• [REQUIRED WORK] Identify all lines below that hold "well" and collect them.

################

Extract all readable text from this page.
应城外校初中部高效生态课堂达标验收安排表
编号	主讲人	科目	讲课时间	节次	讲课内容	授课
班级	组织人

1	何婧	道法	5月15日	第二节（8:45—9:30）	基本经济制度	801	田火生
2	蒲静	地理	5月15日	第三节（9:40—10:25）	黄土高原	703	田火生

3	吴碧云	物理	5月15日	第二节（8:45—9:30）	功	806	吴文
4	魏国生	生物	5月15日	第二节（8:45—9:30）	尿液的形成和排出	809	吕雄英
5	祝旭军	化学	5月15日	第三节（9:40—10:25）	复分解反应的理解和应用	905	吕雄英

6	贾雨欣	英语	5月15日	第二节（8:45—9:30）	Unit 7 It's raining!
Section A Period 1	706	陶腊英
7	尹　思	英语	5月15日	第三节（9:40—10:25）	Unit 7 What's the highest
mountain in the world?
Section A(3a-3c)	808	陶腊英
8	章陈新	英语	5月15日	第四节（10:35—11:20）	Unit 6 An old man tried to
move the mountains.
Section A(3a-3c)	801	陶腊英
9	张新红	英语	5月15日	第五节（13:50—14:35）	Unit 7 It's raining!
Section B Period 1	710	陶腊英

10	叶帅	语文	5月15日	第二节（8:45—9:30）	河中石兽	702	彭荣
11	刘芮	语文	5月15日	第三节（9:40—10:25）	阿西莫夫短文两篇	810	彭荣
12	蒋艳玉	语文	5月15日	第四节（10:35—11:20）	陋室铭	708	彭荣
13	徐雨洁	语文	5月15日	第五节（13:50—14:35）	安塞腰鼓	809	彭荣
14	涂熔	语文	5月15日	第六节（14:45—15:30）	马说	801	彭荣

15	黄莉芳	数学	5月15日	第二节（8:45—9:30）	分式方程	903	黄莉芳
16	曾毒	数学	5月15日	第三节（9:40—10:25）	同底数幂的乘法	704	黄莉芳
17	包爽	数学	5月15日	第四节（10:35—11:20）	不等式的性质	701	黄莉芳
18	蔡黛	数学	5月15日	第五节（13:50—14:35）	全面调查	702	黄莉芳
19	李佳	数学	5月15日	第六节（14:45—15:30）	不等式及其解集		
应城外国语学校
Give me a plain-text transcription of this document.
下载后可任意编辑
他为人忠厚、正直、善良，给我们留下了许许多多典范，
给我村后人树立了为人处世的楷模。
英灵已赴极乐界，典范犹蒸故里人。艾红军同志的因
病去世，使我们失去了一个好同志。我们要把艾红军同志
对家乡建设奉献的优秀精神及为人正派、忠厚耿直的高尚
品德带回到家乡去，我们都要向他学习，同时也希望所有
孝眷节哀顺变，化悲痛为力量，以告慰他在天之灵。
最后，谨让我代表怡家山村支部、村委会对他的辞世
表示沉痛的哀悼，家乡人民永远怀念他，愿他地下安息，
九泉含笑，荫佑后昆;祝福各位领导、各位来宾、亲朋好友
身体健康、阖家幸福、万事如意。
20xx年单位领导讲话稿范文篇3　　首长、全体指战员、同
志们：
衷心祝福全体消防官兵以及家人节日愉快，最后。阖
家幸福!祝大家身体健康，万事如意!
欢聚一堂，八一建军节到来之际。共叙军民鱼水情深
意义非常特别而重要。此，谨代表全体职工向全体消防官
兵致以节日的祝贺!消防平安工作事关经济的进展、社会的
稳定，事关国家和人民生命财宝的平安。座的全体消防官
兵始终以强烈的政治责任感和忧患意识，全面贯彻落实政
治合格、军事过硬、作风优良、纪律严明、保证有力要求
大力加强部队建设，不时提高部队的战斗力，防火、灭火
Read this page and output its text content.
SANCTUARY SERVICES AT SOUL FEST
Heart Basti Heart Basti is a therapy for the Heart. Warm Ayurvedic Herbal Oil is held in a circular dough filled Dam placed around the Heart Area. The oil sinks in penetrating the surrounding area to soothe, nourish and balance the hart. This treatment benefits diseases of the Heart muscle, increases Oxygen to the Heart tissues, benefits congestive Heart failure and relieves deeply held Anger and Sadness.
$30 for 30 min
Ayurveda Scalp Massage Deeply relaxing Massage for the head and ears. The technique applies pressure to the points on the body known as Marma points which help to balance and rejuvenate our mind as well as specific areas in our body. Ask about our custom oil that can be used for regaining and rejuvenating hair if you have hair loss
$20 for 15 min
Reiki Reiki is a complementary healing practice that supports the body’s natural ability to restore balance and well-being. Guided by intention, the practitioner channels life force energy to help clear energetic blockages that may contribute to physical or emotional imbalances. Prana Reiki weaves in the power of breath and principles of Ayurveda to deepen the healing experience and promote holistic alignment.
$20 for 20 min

################

• [WRITTEN ANSWER]
Ayurveda Scalp Massage Deeply relaxing Massage for the head and ears. The technique applies pressure to the points on the body known as Marma points which help to balance and rejuvenate our mind as well as specific areas in our body. Ask about our custom oil that can be used for regaining and rejuvenating hair if you have hair loss
Reiki Reiki is a complementary healing practice that supports the body’s natural ability to restore balance and well-being. Guided by intention, the practitioner channels life force energy to help clear energetic blockages that may contribute to physical or emotional imbalances. Prana Reiki weaves in the power of breath and principles of Ayurveda to deepen the healing experience and promote holistic alignment.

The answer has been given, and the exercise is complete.